▸ TASK TO COMPLETE
Select and copy out every line in the records containing "from".

— BEGIN RAW DATA —

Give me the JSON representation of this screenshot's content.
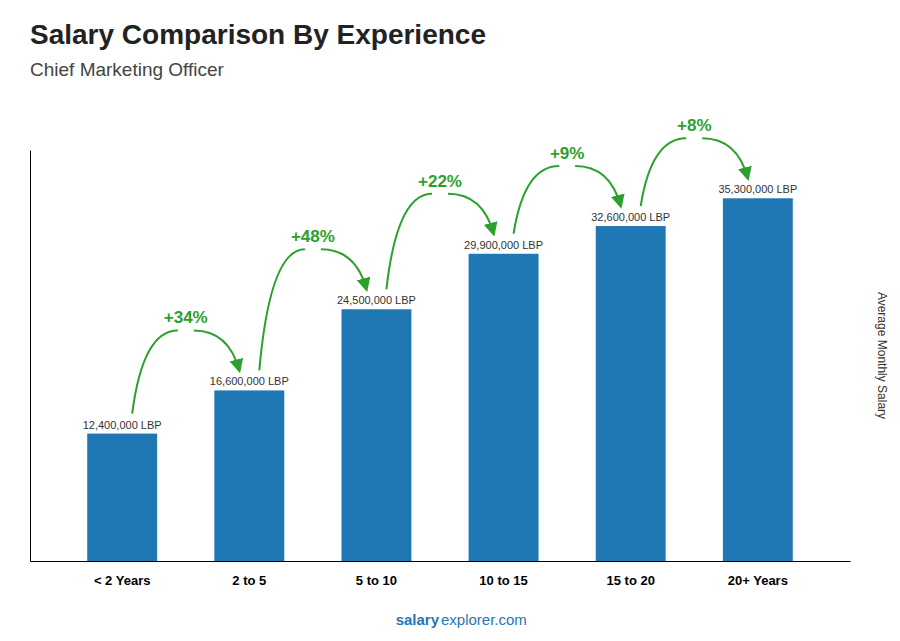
{
  "chart_data": {
    "type": "bar",
    "title": "Salary Comparison By Experience",
    "subtitle": "Chief Marketing Officer",
    "ylabel": "Average Monthly Salary",
    "footer": [
      "salary",
      "explorer.com"
    ],
    "categories": [
      "< 2 Years",
      "2 to 5",
      "5 to 10",
      "10 to 15",
      "15 to 20",
      "20+ Years"
    ],
    "values": [
      12400000,
      16600000,
      24500000,
      29900000,
      32600000,
      35300000
    ],
    "value_labels": [
      "12,400,000 LBP",
      "16,600,000 LBP",
      "24,500,000 LBP",
      "29,900,000 LBP",
      "32,600,000 LBP",
      "35,300,000 LBP"
    ],
    "annotations": [
      {
        "text": "+34%",
        "from": "< 2 Years",
        "to": "2 to 5"
      },
      {
        "text": "+48%",
        "from": "2 to 5",
        "to": "5 to 10"
      },
      {
        "text": "+22%",
        "from": "5 to 10",
        "to": "10 to 15"
      },
      {
        "text": "+9%",
        "from": "10 to 15",
        "to": "15 to 20"
      },
      {
        "text": "+8%",
        "from": "15 to 20",
        "to": "20+ Years"
      }
    ],
    "ylim": [
      0,
      40000000
    ],
    "tick_labels": "x",
    "grid": false
  }
}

— END RAW DATA —

▸ THE OUTPUT
        "from": "< 2 Years",
        "from": "2 to 5",
        "from": "5 to 10",
        "from": "10 to 15",
        "from": "15 to 20",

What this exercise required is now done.